## begin TASK INPUT

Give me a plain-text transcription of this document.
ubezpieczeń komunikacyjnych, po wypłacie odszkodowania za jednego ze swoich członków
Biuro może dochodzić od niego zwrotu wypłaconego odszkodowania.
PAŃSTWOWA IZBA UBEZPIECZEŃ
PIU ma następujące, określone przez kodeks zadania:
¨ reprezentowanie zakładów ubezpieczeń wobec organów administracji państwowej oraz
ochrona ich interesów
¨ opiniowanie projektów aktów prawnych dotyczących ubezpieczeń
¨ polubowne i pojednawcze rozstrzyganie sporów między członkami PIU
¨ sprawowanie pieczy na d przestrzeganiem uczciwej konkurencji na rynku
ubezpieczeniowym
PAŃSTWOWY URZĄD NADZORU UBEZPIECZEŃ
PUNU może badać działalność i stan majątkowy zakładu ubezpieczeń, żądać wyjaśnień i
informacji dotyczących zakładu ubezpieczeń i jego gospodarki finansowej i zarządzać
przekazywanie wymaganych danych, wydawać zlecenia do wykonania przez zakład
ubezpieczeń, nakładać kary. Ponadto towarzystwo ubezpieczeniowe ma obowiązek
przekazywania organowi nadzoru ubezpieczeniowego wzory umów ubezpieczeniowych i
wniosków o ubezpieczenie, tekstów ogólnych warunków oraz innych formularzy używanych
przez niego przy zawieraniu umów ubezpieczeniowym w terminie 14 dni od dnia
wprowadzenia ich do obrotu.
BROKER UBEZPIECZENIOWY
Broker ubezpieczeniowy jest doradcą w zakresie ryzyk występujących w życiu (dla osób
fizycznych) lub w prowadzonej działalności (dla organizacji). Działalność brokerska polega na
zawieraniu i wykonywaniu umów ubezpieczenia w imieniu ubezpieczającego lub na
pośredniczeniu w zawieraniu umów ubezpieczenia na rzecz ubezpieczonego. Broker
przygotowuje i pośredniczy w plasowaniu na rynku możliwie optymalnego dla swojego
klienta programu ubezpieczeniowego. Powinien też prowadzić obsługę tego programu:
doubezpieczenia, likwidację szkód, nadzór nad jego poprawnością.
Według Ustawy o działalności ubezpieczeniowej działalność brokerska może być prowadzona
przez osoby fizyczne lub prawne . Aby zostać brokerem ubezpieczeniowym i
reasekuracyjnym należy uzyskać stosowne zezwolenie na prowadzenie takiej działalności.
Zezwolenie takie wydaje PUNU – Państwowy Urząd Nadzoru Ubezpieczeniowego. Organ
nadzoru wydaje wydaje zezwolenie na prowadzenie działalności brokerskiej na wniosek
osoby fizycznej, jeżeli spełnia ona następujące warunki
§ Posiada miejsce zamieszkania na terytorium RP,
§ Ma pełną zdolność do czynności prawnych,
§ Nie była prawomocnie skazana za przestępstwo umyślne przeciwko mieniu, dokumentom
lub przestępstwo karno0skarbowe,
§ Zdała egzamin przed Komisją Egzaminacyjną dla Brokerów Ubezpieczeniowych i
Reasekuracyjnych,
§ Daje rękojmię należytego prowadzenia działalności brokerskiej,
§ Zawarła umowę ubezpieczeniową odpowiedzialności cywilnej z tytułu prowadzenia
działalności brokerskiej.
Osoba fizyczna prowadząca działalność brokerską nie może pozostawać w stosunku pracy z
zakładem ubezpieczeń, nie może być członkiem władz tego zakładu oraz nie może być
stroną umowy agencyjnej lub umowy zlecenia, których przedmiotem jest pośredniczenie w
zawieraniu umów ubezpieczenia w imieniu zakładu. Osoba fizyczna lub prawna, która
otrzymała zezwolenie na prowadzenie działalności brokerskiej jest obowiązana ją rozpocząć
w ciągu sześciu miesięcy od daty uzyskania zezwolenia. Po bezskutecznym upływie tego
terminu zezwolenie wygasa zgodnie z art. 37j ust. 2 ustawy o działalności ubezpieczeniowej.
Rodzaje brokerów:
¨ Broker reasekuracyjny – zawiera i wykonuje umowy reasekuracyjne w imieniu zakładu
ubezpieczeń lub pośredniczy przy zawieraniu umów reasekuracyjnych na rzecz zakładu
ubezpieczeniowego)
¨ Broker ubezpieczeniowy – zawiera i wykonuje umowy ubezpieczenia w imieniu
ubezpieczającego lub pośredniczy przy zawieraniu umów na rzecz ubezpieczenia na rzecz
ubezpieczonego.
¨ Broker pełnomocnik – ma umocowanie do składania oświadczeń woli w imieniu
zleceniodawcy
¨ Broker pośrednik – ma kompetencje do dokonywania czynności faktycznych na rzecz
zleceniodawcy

## end TASK INPUT

* EXERCISE PROMPT: Everything in the listing above should be restated exactly.

* EXERCISE RESULT:
Give me a plain-text transcription of this document.
ubezpieczeń komunikacyjnych, po wypłacie odszkodowania za jednego ze swoich członków
Biuro może dochodzić od niego zwrotu wypłaconego odszkodowania.
PAŃSTWOWA IZBA UBEZPIECZEŃ
PIU ma następujące, określone przez kodeks zadania:
¨ reprezentowanie zakładów ubezpieczeń wobec organów administracji państwowej oraz
ochrona ich interesów
¨ opiniowanie projektów aktów prawnych dotyczących ubezpieczeń
¨ polubowne i pojednawcze rozstrzyganie sporów między członkami PIU
¨ sprawowanie pieczy na d przestrzeganiem uczciwej konkurencji na rynku
ubezpieczeniowym
PAŃSTWOWY URZĄD NADZORU UBEZPIECZEŃ
PUNU może badać działalność i stan majątkowy zakładu ubezpieczeń, żądać wyjaśnień i
informacji dotyczących zakładu ubezpieczeń i jego gospodarki finansowej i zarządzać
przekazywanie wymaganych danych, wydawać zlecenia do wykonania przez zakład
ubezpieczeń, nakładać kary. Ponadto towarzystwo ubezpieczeniowe ma obowiązek
przekazywania organowi nadzoru ubezpieczeniowego wzory umów ubezpieczeniowych i
wniosków o ubezpieczenie, tekstów ogólnych warunków oraz innych formularzy używanych
przez niego przy zawieraniu umów ubezpieczeniowym w terminie 14 dni od dnia
wprowadzenia ich do obrotu.
BROKER UBEZPIECZENIOWY
Broker ubezpieczeniowy jest doradcą w zakresie ryzyk występujących w życiu (dla osób
fizycznych) lub w prowadzonej działalności (dla organizacji). Działalność brokerska polega na
zawieraniu i wykonywaniu umów ubezpieczenia w imieniu ubezpieczającego lub na
pośredniczeniu w zawieraniu umów ubezpieczenia na rzecz ubezpieczonego. Broker
przygotowuje i pośredniczy w plasowaniu na rynku możliwie optymalnego dla swojego
klienta programu ubezpieczeniowego. Powinien też prowadzić obsługę tego programu:
doubezpieczenia, likwidację szkód, nadzór nad jego poprawnością.
Według Ustawy o działalności ubezpieczeniowej działalność brokerska może być prowadzona
przez osoby fizyczne lub prawne . Aby zostać brokerem ubezpieczeniowym i
reasekuracyjnym należy uzyskać stosowne zezwolenie na prowadzenie takiej działalności.
Zezwolenie takie wydaje PUNU – Państwowy Urząd Nadzoru Ubezpieczeniowego. Organ
nadzoru wydaje wydaje zezwolenie na prowadzenie działalności brokerskiej na wniosek
osoby fizycznej, jeżeli spełnia ona następujące warunki
§ Posiada miejsce zamieszkania na terytorium RP,
§ Ma pełną zdolność do czynności prawnych,
§ Nie była prawomocnie skazana za przestępstwo umyślne przeciwko mieniu, dokumentom
lub przestępstwo karno0skarbowe,
§ Zdała egzamin przed Komisją Egzaminacyjną dla Brokerów Ubezpieczeniowych i
Reasekuracyjnych,
§ Daje rękojmię należytego prowadzenia działalności brokerskiej,
§ Zawarła umowę ubezpieczeniową odpowiedzialności cywilnej z tytułu prowadzenia
działalności brokerskiej.
Osoba fizyczna prowadząca działalność brokerską nie może pozostawać w stosunku pracy z
zakładem ubezpieczeń, nie może być członkiem władz tego zakładu oraz nie może być
stroną umowy agencyjnej lub umowy zlecenia, których przedmiotem jest pośredniczenie w
zawieraniu umów ubezpieczenia w imieniu zakładu. Osoba fizyczna lub prawna, która
otrzymała zezwolenie na prowadzenie działalności brokerskiej jest obowiązana ją rozpocząć
w ciągu sześciu miesięcy od daty uzyskania zezwolenia. Po bezskutecznym upływie tego
terminu zezwolenie wygasa zgodnie z art. 37j ust. 2 ustawy o działalności ubezpieczeniowej.
Rodzaje brokerów:
¨ Broker reasekuracyjny – zawiera i wykonuje umowy reasekuracyjne w imieniu zakładu
ubezpieczeń lub pośredniczy przy zawieraniu umów reasekuracyjnych na rzecz zakładu
ubezpieczeniowego)
¨ Broker ubezpieczeniowy – zawiera i wykonuje umowy ubezpieczenia w imieniu
ubezpieczającego lub pośredniczy przy zawieraniu umów na rzecz ubezpieczenia na rzecz
ubezpieczonego.
¨ Broker pełnomocnik – ma umocowanie do składania oświadczeń woli w imieniu
zleceniodawcy
¨ Broker pośrednik – ma kompetencje do dokonywania czynności faktycznych na rzecz
zleceniodawcy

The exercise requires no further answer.